• Set task 1
List every celebrity that the review of The Big Short says appears as themselves in a cameo.

• Given text
__________________________________________________

Tuesday, April 5, 2016

Review: The Big Short (2015)

The Big Short (2015)

Rated R for pervasive language and some sexuality/nudity

Score: 5 out of 5

"Well, that was depressing." Those were the first words I told my mom after we got done watching this movie on demand. It's not because this was a bad movie, far from it. No, it's because of the sheer amount of detail it goes into on the causes of the housing crisis of 2007-08, and the global economic meltdown that spilled out of it, which people are still feeling the pinch from today. It's based on a non-fiction book by Michael Lewis about a group of hedge fund managers who, around 2005, realized that the white-hot housing market and the seemingly bulletproof financial instruments derived from it were, in fact, built on a house of cards... and then proceeding to make themselves and their clients filthy rich by essentially betting obscene amounts of money on the economy collapsing within a few years. It's a movie fueled by righteous indignation at nearly everybody who worked on Wall Street in the 2000s -- the people who were either too short-sighted or too greedy to take a closer look at the finer details of the economic boom of the era, the corrupt credit agencies that were giving out sterling ratings to borderline-worthless loans, and everybody who claims that "nobody could have seen this coming". Because a few people did, in fact, realize that disaster was imminent. I'm not gonna spend this review going into details, because not only am I bound to screw something up, but because this film did it better than I ever could.

And it's also a friggin' hilarious movie. It's a black comedy, yes, but it manages to give enough of a sense of humor to the proceedings to get us interested. It does for learning about economics what Bill Nye did for learning about science, as the film literally trots out celebrities like Margot Robbie, Anthony Bourdain, and Selena Gomez (as themselves in cameos) to explain all the financial-babble in the film in terms that human beings can understand. It goes out of its way to break the fourth wall and inform us that, yes, the bizarre things we're seeing actually happened, and alternatively, to point out where creative license was taken with the true story for the sake of making things more interesting. It asks us to cringe at how out-of-control the financial world was in the '00s, and to laugh at the situations the characters find themselves in. When the protagonists start exploring foreclosed homes in Miami, they get chased out by an alligator in one of them. Steve Carell's neurotic Mark Baum tries to use a lap dance as an opportunity to ask the stripper about her mortgages in order to support his thesis about the housing market, not at all distracted by the fact that said stripper is doing a sexy dance in front of him. The mortgage lenders act like frat-rat douchebags who are practically bragging about the fact that they give loans to people without even bothering to check their incomes. A debate between Christian Bale's Michael Burry and an investor who put $20 million into the doomed Bear Stearns takes on an Alanis Morissette level of irony in an instant. This film may be preachy, but it's one of the best sermons I've ever heard, deftly weaving some much-needed levity into a story that could've been just flat-out soul-crushing. Director and (together with Charles Randolph) co-writer Adam McKay has definitely stepped up from Will Ferrell comedies with this one; he and Randolph earned their writing Oscar at this past year's Academy Awards ceremony.

__________________________________________________

• Information supplied
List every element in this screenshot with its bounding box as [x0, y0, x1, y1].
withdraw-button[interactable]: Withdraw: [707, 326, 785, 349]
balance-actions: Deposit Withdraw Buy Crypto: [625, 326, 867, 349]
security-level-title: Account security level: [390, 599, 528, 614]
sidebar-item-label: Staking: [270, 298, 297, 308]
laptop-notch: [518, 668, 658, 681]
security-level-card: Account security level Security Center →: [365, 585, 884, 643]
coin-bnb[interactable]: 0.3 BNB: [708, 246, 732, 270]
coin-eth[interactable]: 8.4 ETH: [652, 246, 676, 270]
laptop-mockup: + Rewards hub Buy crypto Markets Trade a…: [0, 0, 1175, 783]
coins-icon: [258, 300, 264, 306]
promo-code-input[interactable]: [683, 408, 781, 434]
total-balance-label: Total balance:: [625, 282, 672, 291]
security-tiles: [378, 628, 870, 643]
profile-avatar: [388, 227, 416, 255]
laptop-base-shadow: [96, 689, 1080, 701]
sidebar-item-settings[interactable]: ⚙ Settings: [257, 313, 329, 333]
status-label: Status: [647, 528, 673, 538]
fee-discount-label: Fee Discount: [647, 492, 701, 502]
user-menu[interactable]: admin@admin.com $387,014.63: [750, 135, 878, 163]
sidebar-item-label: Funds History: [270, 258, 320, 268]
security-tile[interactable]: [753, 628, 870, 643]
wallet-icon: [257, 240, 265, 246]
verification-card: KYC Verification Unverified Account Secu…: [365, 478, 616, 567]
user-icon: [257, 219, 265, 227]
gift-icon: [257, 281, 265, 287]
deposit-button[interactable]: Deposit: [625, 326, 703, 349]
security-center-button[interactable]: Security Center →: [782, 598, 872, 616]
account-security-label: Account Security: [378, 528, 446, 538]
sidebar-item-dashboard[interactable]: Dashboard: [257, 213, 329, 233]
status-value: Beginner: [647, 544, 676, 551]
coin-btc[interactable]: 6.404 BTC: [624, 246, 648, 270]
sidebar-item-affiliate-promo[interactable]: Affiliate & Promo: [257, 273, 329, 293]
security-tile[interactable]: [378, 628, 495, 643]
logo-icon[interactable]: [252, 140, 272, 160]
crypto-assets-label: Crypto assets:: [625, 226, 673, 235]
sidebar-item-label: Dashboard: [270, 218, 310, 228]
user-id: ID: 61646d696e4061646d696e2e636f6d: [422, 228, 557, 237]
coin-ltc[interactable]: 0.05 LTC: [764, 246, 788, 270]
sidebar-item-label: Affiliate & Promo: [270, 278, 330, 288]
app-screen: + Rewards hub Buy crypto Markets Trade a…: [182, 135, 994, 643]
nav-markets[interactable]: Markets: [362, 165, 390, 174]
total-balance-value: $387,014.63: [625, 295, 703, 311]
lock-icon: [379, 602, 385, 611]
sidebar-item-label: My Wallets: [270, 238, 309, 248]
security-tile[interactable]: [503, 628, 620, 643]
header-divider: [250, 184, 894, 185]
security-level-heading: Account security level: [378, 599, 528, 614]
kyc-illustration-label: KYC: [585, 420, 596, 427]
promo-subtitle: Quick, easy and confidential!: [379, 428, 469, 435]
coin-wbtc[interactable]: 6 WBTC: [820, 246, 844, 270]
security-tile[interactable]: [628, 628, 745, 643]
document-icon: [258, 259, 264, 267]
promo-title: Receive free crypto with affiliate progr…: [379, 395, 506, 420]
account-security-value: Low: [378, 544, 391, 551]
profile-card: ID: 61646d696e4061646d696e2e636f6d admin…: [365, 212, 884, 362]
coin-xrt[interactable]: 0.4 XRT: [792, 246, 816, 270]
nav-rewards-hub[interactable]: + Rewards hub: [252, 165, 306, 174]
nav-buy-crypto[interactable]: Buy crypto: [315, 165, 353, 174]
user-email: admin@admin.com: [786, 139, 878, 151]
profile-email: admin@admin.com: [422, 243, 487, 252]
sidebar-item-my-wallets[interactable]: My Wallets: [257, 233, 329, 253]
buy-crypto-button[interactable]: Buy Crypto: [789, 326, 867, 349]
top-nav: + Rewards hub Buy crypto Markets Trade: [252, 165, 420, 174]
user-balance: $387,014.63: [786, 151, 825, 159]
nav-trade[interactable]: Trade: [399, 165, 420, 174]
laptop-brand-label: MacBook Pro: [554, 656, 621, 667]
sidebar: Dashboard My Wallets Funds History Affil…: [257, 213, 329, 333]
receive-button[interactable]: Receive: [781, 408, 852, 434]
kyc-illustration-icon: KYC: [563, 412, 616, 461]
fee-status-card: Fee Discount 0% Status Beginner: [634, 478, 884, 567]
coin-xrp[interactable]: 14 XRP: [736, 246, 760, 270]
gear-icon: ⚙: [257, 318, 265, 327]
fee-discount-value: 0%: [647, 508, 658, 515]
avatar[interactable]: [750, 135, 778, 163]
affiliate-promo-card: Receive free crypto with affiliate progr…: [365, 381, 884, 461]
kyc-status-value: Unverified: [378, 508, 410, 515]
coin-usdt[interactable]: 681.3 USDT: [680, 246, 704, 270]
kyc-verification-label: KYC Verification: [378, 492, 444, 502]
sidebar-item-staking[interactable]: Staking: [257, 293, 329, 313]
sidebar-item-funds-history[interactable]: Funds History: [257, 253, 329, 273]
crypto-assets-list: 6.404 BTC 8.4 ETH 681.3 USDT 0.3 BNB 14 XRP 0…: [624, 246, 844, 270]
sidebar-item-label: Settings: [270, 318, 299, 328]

__________________________________________________

• Set task 2
Change "Staking" to "Earn" in the part of the listing that opens with its first line and closes with the line containing "laptop-notch: [518, 668, 658, 681]", and give back only that part with everything else unchanged.

• Correct answer 1
Margot Robbie
Anthony Bourdain
Selena Gomez

• Correct answer 2
List every element in this screenshot with its bounding box as [x0, y0, x1, y1].
withdraw-button[interactable]: Withdraw: [707, 326, 785, 349]
balance-actions: Deposit Withdraw Buy Crypto: [625, 326, 867, 349]
security-level-title: Account security level: [390, 599, 528, 614]
sidebar-item-label: Earn: [270, 298, 297, 308]
laptop-notch: [518, 668, 658, 681]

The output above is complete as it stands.